独自に淹れた最高品種を味わう
2月21日、東京・赤坂にある「コーネルコーヒー」で次のイベントが行われた。
パナマ・ゲイシャフェア【世界一の珈琲 特集】「90+」編
一見、大げさなイベント名だが、主催者のサザコーヒー(本店:茨城県ひたちなか市)には自信があった。世界最高級のコーヒー豆である「パナマ・ゲイシャ」(パナマ産のゲイシャ品種)を用いた、「淹れる人」「抽出方法」に徹底してこだわった内容だからだ。
昨年12月末、筆者はプレジデントオンラインへの寄稿「2018年に来る『コーヒー第4の波』の正体」で、「価格の広がり方もワインに似てきた」と書いた。「ゲイシャ」はその象徴ともいうべき豆である。世界有数の農園が栽培した希少価値のコーヒー豆を飲む――という最前線の楽しみ方を紹介したい。

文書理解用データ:
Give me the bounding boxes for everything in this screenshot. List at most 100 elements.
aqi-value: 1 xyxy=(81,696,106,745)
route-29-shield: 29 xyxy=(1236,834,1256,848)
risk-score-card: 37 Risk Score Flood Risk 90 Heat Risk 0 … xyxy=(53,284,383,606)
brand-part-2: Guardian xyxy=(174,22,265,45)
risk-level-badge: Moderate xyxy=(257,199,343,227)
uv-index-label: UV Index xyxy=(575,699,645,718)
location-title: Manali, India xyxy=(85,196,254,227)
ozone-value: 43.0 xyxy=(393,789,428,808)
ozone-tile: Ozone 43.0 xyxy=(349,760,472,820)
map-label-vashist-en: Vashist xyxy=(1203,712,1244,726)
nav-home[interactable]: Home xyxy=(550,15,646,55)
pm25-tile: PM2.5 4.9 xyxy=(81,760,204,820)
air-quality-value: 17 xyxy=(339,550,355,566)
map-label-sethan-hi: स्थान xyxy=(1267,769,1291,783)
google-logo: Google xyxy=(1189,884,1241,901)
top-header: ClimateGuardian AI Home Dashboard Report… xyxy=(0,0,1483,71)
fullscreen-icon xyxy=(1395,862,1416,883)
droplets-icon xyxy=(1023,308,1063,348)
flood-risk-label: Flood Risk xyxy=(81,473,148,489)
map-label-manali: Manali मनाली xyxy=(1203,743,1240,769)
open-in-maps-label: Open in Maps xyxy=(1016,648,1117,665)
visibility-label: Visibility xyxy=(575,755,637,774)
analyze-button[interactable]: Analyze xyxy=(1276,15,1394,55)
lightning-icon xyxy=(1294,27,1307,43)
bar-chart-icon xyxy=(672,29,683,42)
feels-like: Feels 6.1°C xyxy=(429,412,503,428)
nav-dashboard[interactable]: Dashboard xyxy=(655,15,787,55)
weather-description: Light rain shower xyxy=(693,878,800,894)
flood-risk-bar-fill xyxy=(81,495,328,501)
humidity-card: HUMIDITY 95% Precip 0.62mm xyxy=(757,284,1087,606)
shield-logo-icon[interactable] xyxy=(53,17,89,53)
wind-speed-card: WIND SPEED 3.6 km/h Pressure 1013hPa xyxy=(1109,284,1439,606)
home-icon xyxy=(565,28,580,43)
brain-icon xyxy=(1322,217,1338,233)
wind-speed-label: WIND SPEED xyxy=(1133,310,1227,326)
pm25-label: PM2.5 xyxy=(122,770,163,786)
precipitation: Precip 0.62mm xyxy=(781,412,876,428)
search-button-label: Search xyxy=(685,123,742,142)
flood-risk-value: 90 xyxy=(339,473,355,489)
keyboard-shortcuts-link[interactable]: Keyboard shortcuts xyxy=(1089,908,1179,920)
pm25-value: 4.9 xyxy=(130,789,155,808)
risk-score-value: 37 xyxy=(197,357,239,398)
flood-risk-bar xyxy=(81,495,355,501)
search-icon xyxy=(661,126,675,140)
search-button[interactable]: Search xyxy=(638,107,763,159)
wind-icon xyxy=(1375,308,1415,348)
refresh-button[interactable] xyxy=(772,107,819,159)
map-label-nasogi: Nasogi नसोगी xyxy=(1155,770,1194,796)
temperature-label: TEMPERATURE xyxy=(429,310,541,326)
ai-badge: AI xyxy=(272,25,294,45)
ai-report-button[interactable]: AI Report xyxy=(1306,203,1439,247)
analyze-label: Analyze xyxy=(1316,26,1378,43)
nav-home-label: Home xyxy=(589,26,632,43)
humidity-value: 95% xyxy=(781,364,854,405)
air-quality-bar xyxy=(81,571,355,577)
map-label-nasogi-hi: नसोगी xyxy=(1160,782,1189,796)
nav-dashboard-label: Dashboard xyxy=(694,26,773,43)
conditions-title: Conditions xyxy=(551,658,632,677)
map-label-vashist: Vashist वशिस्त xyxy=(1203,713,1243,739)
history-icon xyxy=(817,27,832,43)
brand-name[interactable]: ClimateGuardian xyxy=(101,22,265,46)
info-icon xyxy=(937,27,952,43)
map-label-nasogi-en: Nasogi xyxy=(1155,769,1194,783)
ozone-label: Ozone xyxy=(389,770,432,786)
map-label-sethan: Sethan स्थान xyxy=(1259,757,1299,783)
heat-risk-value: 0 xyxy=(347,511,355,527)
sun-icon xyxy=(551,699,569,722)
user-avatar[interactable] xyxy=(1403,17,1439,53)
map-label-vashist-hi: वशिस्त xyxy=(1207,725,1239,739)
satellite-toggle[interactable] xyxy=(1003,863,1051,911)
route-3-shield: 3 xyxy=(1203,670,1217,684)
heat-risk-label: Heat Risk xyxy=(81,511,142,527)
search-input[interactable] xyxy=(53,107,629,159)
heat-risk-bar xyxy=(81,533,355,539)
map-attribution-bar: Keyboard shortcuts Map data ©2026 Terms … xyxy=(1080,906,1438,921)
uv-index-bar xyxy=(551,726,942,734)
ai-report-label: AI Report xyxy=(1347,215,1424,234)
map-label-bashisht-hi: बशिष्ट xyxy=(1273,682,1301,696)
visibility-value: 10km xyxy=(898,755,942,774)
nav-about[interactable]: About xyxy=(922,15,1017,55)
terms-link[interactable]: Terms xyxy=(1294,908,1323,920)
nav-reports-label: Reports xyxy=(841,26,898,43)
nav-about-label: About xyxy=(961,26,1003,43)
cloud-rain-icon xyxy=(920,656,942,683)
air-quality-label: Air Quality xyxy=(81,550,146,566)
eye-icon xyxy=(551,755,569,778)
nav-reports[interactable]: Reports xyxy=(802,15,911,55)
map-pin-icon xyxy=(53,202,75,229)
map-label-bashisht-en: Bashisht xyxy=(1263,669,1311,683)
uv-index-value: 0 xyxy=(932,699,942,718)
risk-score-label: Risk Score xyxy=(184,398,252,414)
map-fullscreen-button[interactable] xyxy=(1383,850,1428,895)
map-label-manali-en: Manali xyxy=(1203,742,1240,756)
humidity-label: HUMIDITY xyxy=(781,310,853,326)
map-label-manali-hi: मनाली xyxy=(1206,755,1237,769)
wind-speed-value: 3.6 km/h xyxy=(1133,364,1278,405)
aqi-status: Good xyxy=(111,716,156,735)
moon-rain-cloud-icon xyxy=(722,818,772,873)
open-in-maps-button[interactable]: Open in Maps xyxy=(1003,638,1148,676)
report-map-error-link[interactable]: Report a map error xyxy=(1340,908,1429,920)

やること: パナマ・ゲイシャのイベントについての記事から、「パナマ・ゲイシャフェア【世界一の珈琲 特集】「90+」編」から「前線の楽しみ方を紹介したい。」までを一字も変えずに書き写してください。

結果:
パナマ・ゲイシャフェア【世界一の珈琲 特集】「90+」編
一見、大げさなイベント名だが、主催者のサザコーヒー(本店:茨城県ひたちなか市)には自信があった。世界最高級のコーヒー豆である「パナマ・ゲイシャ」(パナマ産のゲイシャ品種)を用いた、「淹れる人」「抽出方法」に徹底してこだわった内容だからだ。
昨年12月末、筆者はプレジデントオンラインへの寄稿「2018年に来る『コーヒー第4の波』の正体」で、「価格の広がり方もワインに似てきた」と書いた。「ゲイシャ」はその象徴ともいうべき豆である。世界有数の農園が栽培した希少価値のコーヒー豆を飲む――という最前線の楽しみ方を紹介したい。